→ **Exercise material**
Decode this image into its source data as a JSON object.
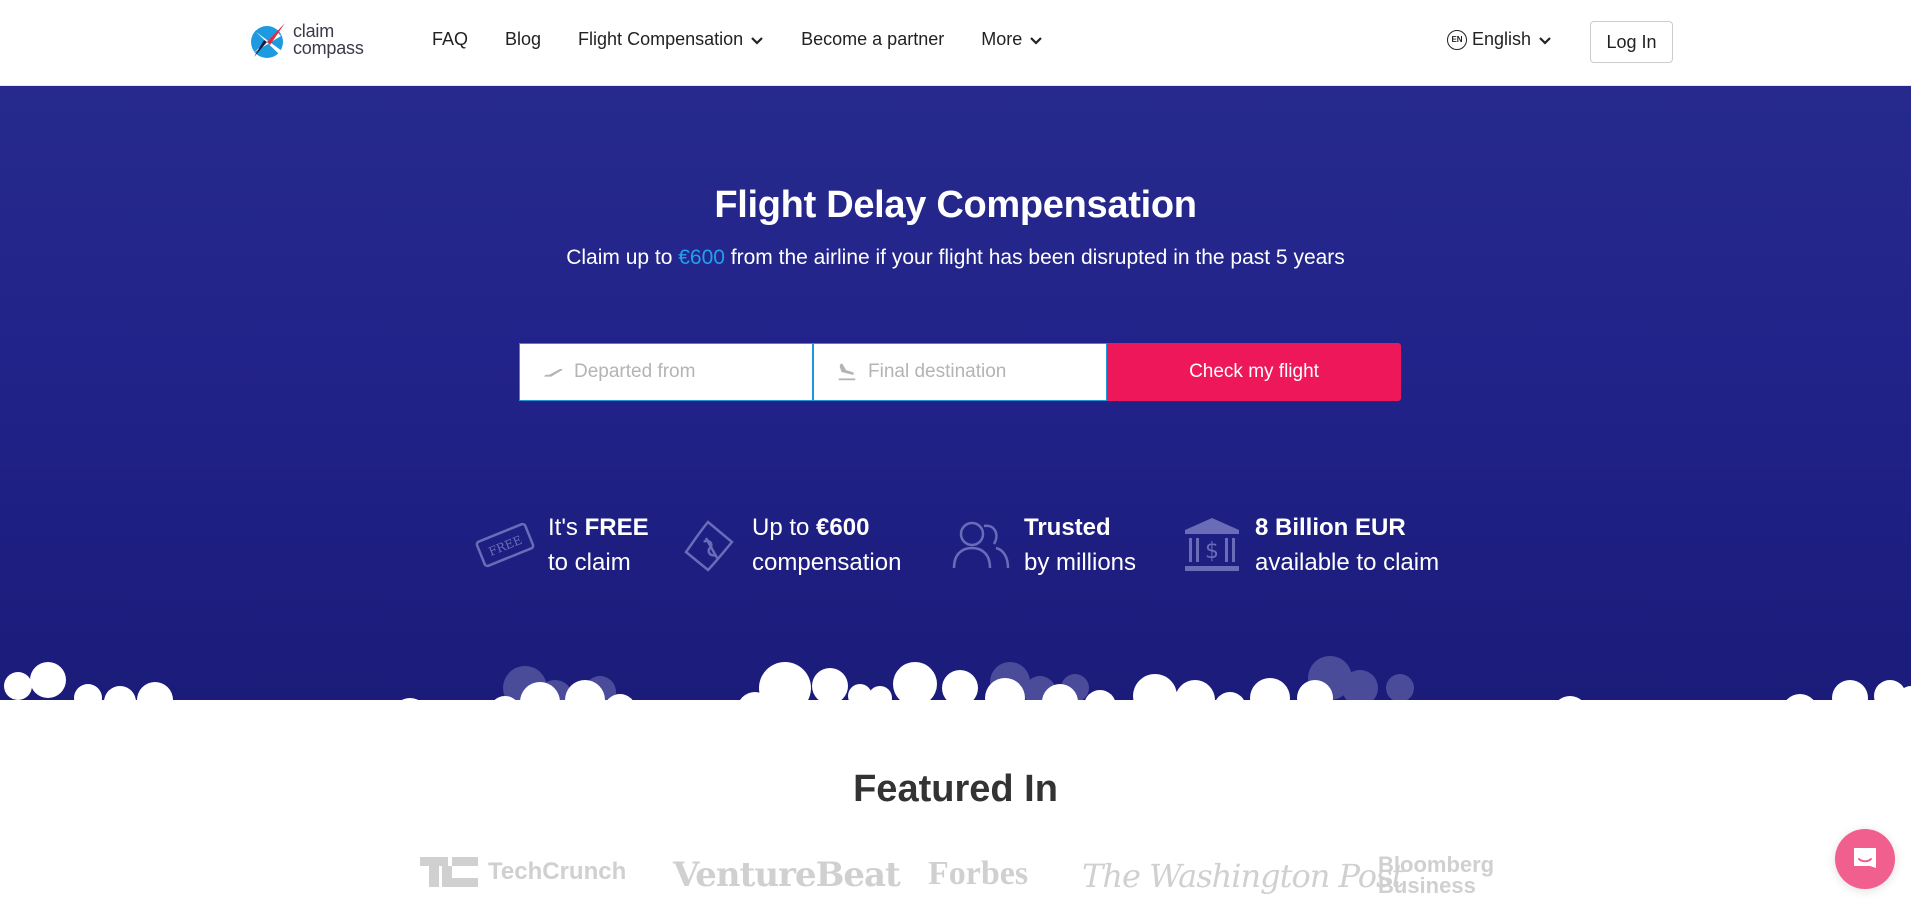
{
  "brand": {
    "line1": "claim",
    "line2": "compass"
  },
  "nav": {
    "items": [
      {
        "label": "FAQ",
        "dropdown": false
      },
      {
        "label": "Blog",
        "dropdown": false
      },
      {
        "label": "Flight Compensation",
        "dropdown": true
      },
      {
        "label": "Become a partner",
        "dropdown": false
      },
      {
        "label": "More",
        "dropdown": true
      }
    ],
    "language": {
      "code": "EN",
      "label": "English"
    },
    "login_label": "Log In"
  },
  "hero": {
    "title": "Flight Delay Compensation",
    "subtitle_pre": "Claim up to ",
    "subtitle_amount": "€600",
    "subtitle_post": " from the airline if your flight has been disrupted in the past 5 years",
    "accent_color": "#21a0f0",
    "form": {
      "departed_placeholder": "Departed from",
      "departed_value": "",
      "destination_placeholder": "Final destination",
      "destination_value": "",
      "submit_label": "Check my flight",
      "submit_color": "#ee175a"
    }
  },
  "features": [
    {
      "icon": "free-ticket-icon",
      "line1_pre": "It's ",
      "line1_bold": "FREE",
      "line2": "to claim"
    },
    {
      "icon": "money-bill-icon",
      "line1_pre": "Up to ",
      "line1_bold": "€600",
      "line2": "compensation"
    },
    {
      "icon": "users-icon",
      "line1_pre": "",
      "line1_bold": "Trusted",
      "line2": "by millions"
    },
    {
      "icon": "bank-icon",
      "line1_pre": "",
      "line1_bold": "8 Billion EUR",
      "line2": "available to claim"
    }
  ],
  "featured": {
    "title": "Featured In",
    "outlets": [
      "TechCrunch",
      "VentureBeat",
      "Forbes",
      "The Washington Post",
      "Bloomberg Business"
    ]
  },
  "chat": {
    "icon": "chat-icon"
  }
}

→ **Required task**
Copy the records above exactly, omitting every picture.

→ **Worked answer**
Decode this image into its source data as a JSON object.
{
  "brand": {
    "line1": "claim",
    "line2": "compass"
  },
  "nav": {
    "items": [
      {
        "label": "FAQ",
        "dropdown": false
      },
      {
        "label": "Blog",
        "dropdown": false
      },
      {
        "label": "Flight Compensation",
        "dropdown": true
      },
      {
        "label": "Become a partner",
        "dropdown": false
      },
      {
        "label": "More",
        "dropdown": true
      }
    ],
    "language": {
      "code": "EN",
      "label": "English"
    },
    "login_label": "Log In"
  },
  "hero": {
    "title": "Flight Delay Compensation",
    "subtitle_pre": "Claim up to ",
    "subtitle_amount": "€600",
    "subtitle_post": " from the airline if your flight has been disrupted in the past 5 years",
    "accent_color": "#21a0f0",
    "form": {
      "departed_placeholder": "Departed from",
      "departed_value": "",
      "destination_placeholder": "Final destination",
      "destination_value": "",
      "submit_label": "Check my flight",
      "submit_color": "#ee175a"
    }
  },
  "features": [
    {
      "icon": "free-ticket-icon",
      "line1_pre": "It's ",
      "line1_bold": "FREE",
      "line2": "to claim"
    },
    {
      "icon": "money-bill-icon",
      "line1_pre": "Up to ",
      "line1_bold": "€600",
      "line2": "compensation"
    },
    {
      "icon": "users-icon",
      "line1_pre": "",
      "line1_bold": "Trusted",
      "line2": "by millions"
    },
    {
      "icon": "bank-icon",
      "line1_pre": "",
      "line1_bold": "8 Billion EUR",
      "line2": "available to claim"
    }
  ],
  "featured": {
    "title": "Featured In",
    "outlets": [
      "TechCrunch",
      "VentureBeat",
      "Forbes",
      "The Washington Post",
      "Bloomberg Business"
    ]
  },
  "chat": {
    "icon": "chat-icon"
  }
}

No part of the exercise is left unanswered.